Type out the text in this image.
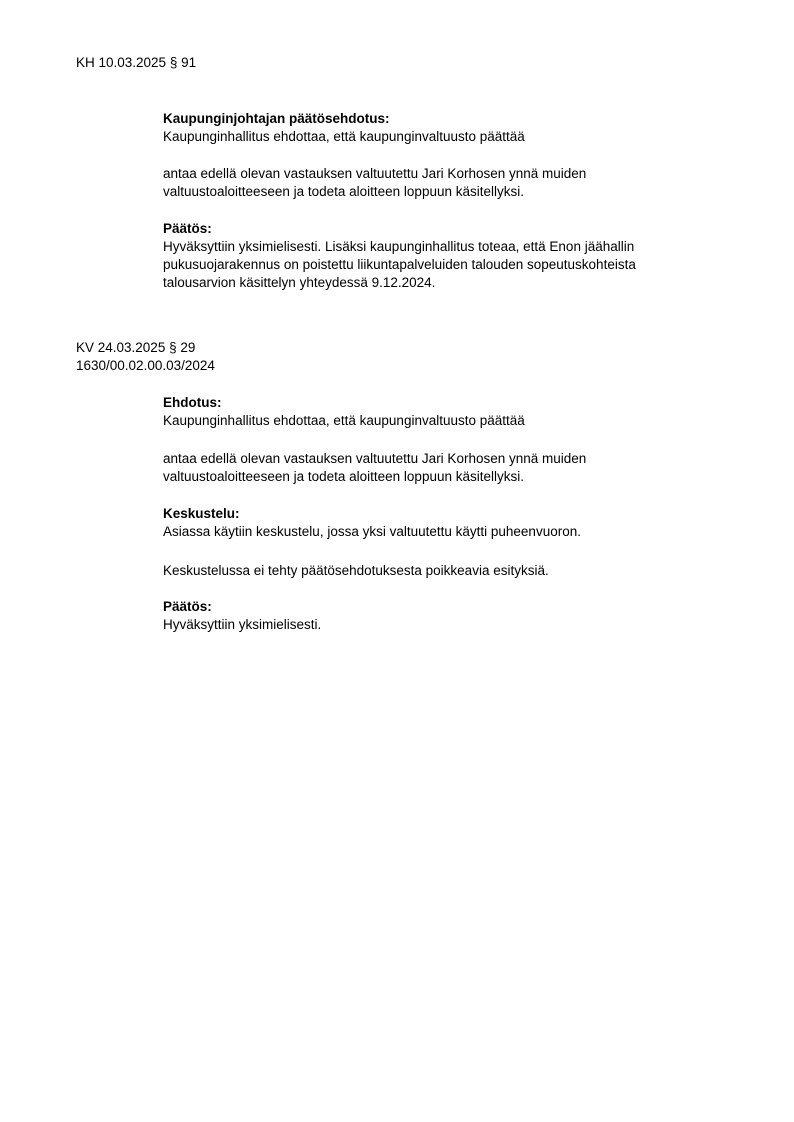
KH 10.03.2025 § 91

Kaupunginjohtajan päätösehdotus:

Kaupunginhallitus ehdottaa, että kaupunginvaltuusto päättää

antaa edellä olevan vastauksen valtuutettu Jari Korhosen ynnä muiden

valtuustoaloitteeseen ja todeta aloitteen loppuun käsitellyksi.

Päätös:

Hyväksyttiin yksimielisesti. Lisäksi kaupunginhallitus toteaa, että Enon jäähallin

pukusuojarakennus on poistettu liikuntapalveluiden talouden sopeutuskohteista

talousarvion käsittelyn yhteydessä 9.12.2024.

KV 24.03.2025 § 29

1630/00.02.00.03/2024

Ehdotus:

Kaupunginhallitus ehdottaa, että kaupunginvaltuusto päättää

antaa edellä olevan vastauksen valtuutettu Jari Korhosen ynnä muiden

valtuustoaloitteeseen ja todeta aloitteen loppuun käsitellyksi.

Keskustelu:

Asiassa käytiin keskustelu, jossa yksi valtuutettu käytti puheenvuoron.

Keskustelussa ei tehty päätösehdotuksesta poikkeavia esityksiä.

Päätös:

Hyväksyttiin yksimielisesti.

Aim —
In the listing, find every line with the word "Hyväksyttiin" and state how many there are, nothing more.

Task output —
2